[Data listing]
--
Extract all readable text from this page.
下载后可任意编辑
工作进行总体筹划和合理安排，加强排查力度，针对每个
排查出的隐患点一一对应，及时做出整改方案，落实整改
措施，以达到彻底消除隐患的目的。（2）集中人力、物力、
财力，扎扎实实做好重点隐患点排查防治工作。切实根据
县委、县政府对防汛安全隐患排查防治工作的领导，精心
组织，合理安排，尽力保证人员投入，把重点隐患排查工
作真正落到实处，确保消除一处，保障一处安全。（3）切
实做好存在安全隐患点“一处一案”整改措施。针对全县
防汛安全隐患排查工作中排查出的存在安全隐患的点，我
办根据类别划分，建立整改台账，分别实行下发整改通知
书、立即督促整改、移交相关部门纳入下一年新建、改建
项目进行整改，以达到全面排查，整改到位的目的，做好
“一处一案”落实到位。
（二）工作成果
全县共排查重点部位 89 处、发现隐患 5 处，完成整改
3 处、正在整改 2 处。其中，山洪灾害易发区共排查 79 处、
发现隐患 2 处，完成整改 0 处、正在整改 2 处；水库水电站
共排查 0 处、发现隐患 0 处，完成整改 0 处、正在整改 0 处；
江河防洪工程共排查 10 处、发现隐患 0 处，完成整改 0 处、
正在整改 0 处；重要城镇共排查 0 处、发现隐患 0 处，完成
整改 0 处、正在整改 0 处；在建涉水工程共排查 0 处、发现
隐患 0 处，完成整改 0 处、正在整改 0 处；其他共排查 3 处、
--
Given request | Copy all lines of the listing above that contain the string "一处一案".

Exercise solution |
实做好存在安全隐患点“一处一案”整改措施。针对全县
“一处一案”落实到位。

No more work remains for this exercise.